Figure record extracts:
====

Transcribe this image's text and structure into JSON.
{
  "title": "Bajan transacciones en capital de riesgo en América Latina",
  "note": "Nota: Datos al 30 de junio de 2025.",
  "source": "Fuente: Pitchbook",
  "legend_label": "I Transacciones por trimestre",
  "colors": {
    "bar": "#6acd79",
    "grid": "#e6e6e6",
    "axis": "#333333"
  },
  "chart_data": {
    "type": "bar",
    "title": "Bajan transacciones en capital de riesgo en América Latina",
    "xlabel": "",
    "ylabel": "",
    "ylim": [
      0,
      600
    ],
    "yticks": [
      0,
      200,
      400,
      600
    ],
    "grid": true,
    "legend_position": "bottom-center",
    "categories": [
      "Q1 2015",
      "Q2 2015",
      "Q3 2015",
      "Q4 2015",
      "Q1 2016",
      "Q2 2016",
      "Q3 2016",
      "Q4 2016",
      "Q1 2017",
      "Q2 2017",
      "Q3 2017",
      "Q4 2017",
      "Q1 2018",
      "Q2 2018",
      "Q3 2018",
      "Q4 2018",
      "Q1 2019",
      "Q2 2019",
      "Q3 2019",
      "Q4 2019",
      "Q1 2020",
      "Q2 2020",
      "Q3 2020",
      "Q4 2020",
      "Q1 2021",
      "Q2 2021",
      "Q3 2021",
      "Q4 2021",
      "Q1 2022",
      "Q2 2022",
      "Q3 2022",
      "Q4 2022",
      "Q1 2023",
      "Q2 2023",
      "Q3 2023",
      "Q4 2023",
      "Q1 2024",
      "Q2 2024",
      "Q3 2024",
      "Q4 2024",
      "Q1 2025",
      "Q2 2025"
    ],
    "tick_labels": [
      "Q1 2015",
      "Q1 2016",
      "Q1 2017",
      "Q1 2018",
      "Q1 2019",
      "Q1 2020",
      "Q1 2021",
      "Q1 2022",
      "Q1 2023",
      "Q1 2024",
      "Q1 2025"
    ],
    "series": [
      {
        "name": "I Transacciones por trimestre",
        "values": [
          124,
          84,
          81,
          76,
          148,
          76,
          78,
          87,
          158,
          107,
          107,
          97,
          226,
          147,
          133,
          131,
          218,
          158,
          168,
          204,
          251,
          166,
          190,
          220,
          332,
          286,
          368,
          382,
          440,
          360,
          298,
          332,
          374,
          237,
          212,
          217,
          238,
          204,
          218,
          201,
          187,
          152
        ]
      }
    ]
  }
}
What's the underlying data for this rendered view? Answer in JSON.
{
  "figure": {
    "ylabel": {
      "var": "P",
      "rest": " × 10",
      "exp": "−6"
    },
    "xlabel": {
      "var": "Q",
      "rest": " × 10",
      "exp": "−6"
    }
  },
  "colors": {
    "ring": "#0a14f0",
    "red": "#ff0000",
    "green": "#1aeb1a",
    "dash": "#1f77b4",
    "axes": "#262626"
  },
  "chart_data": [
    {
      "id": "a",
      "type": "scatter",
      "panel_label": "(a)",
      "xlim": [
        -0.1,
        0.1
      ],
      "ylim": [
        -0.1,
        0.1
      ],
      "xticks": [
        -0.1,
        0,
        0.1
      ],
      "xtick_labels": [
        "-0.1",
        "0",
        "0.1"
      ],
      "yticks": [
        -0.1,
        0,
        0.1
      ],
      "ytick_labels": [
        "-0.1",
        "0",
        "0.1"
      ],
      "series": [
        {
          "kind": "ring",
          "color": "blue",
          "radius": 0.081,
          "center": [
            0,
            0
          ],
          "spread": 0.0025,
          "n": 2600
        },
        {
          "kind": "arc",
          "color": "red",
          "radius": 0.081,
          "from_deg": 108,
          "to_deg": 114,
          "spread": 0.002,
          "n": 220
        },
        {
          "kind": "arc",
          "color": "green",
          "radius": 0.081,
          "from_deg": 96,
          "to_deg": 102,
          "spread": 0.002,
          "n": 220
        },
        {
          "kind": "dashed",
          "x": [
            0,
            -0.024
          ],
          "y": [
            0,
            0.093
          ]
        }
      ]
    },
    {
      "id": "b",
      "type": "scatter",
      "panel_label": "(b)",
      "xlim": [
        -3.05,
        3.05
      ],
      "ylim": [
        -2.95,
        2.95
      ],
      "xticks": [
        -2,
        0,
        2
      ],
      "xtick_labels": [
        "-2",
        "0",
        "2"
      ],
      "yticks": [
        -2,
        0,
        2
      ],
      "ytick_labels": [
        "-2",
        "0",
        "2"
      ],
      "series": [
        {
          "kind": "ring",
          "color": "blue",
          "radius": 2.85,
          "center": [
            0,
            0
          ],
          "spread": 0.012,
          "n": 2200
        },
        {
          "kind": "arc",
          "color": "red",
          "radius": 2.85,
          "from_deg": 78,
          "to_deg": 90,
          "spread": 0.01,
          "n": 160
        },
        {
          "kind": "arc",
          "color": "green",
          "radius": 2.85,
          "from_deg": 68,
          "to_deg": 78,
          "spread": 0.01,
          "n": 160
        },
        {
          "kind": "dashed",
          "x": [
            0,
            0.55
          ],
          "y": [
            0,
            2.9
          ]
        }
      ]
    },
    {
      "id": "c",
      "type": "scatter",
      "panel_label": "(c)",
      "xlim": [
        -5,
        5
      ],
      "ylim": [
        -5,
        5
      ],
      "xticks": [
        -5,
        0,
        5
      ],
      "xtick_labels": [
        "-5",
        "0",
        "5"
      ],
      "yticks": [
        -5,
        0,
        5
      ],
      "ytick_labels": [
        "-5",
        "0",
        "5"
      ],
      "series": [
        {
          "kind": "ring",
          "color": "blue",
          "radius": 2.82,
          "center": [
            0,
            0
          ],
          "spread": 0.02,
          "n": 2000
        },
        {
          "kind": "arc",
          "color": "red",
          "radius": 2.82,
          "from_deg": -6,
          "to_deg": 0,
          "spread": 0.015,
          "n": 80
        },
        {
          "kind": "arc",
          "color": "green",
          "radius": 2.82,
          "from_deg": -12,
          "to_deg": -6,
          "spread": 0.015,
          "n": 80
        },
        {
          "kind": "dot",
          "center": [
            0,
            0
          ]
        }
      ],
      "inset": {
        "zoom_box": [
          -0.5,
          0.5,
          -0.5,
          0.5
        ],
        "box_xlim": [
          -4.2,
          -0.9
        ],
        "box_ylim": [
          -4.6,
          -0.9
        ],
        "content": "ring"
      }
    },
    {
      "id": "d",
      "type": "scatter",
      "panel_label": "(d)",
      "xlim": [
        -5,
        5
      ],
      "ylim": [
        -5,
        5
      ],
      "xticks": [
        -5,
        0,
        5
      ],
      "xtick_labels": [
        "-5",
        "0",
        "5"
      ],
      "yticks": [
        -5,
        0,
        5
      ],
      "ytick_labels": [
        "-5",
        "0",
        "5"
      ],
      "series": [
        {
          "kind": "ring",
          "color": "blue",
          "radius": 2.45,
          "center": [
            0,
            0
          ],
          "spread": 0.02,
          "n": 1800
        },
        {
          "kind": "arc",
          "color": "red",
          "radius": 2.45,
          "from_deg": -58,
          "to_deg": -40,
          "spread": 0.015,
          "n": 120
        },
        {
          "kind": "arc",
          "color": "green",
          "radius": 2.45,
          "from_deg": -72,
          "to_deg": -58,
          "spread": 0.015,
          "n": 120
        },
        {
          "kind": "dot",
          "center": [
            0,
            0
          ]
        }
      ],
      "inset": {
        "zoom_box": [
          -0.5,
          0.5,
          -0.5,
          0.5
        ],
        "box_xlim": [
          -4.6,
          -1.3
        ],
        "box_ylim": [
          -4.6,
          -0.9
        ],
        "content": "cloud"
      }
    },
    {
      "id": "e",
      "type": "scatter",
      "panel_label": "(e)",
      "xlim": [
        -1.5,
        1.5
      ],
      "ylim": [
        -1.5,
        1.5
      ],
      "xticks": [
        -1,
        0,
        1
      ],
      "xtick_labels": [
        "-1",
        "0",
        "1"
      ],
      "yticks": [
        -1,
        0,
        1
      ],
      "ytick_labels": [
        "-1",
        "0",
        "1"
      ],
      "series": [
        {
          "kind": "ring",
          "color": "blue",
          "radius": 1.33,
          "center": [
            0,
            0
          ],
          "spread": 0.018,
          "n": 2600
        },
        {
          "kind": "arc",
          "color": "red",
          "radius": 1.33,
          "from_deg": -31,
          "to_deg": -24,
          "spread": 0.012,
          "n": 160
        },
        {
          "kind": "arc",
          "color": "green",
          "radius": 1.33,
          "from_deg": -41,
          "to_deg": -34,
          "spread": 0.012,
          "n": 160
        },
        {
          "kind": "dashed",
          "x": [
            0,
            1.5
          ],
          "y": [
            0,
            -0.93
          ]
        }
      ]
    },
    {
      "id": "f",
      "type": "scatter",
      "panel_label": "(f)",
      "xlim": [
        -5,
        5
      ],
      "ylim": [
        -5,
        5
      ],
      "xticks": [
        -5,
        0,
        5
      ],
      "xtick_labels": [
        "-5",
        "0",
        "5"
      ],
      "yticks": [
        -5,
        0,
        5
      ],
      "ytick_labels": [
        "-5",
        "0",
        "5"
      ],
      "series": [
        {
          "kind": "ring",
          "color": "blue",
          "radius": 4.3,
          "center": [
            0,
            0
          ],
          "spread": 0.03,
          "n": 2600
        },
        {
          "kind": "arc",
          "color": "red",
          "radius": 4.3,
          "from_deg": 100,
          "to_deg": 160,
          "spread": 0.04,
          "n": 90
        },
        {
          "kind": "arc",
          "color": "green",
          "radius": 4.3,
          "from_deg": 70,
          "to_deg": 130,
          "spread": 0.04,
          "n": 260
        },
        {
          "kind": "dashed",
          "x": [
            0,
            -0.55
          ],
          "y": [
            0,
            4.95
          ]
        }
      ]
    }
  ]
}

====

Your instructions ▸
Gather every line from the listing above in which the word "capital" appears.

Result of the exercise ▸
  "title": "Bajan transacciones en capital de riesgo en América Latina",
    "title": "Bajan transacciones en capital de riesgo en América Latina",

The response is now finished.